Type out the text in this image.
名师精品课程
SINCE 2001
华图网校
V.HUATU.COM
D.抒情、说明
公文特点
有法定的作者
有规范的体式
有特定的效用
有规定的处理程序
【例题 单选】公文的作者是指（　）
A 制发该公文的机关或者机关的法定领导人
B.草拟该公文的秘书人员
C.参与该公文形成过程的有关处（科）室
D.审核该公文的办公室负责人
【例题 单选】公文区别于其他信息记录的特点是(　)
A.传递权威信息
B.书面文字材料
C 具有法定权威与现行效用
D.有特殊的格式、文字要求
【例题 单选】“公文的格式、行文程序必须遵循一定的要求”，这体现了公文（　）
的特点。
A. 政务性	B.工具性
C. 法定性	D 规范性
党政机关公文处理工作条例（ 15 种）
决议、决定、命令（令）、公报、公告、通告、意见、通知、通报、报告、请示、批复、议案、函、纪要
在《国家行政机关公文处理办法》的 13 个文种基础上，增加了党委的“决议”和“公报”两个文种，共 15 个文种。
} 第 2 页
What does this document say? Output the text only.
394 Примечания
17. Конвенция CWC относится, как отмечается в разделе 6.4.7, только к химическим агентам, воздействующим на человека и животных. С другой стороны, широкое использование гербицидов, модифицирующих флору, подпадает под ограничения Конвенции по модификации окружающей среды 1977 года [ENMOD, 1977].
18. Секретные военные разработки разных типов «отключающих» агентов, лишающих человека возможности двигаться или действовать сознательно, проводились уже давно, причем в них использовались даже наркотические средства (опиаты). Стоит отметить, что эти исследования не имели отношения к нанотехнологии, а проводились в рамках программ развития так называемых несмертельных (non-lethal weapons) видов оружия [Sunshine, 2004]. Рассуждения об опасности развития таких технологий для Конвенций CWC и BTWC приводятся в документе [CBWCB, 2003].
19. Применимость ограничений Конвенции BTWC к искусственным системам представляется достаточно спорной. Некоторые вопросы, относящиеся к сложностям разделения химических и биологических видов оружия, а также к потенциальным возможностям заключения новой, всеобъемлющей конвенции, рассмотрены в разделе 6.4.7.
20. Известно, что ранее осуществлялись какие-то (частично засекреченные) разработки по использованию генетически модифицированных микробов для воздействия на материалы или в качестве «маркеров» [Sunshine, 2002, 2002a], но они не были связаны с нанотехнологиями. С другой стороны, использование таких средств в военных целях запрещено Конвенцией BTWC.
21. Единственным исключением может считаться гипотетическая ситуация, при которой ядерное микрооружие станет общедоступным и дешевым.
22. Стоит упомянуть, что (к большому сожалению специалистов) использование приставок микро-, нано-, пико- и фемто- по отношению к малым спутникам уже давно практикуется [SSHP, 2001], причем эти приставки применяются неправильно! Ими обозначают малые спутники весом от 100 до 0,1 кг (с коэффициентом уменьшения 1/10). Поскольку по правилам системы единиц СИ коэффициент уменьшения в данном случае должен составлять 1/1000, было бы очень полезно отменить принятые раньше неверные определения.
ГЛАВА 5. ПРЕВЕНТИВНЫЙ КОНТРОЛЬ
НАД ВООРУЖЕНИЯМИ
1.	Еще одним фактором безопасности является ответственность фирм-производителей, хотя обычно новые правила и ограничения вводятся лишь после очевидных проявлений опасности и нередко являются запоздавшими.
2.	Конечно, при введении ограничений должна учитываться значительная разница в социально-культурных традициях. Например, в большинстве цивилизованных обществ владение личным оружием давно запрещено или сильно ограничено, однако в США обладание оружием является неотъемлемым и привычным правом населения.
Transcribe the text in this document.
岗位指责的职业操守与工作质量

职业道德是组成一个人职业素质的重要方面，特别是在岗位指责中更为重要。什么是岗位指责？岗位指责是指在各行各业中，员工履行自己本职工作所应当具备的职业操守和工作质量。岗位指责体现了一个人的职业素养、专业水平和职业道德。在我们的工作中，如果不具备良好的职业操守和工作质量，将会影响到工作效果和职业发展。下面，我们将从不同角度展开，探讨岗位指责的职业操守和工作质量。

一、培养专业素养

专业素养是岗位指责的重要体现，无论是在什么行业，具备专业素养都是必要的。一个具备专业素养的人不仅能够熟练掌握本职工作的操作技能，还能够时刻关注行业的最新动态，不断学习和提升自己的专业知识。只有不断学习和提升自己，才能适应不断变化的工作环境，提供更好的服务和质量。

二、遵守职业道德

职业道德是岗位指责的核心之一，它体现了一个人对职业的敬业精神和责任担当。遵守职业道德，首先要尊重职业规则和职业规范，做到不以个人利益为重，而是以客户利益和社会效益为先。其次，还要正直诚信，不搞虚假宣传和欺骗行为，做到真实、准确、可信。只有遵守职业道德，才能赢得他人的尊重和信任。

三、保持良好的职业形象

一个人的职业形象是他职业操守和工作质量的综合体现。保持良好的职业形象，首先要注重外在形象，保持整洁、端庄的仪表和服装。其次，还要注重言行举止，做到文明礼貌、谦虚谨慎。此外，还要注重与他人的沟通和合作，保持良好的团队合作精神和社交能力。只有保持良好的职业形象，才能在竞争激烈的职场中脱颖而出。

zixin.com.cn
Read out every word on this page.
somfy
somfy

────────────────────────────────────────

§ **Problem**: Report back each line of the entries that holds the string "Стоит".

§ **Result of this task**:
18. Секретные военные разработки разных типов «отключающих» агентов, лишающих человека возможности двигаться или действовать сознательно, проводились уже давно, причем в них использовались даже наркотические средства (опиаты). Стоит отметить, что эти исследования не имели отношения к нанотехнологии, а проводились в рамках программ развития так называемых несмертельных (non-lethal weapons) видов оружия [Sunshine, 2004]. Рассуждения об опасности развития таких технологий для Конвенций CWC и BTWC приводятся в документе [CBWCB, 2003].
22. Стоит упомянуть, что (к большому сожалению специалистов) использование приставок микро-, нано-, пико- и фемто- по отношению к малым спутникам уже давно практикуется [SSHP, 2001], причем эти приставки применяются неправильно! Ими обозначают малые спутники весом от 100 до 0,1 кг (с коэффициентом уменьшения 1/10). Поскольку по правилам системы единиц СИ коэффициент уменьшения в данном случае должен составлять 1/1000, было бы очень полезно отменить принятые раньше неверные определения.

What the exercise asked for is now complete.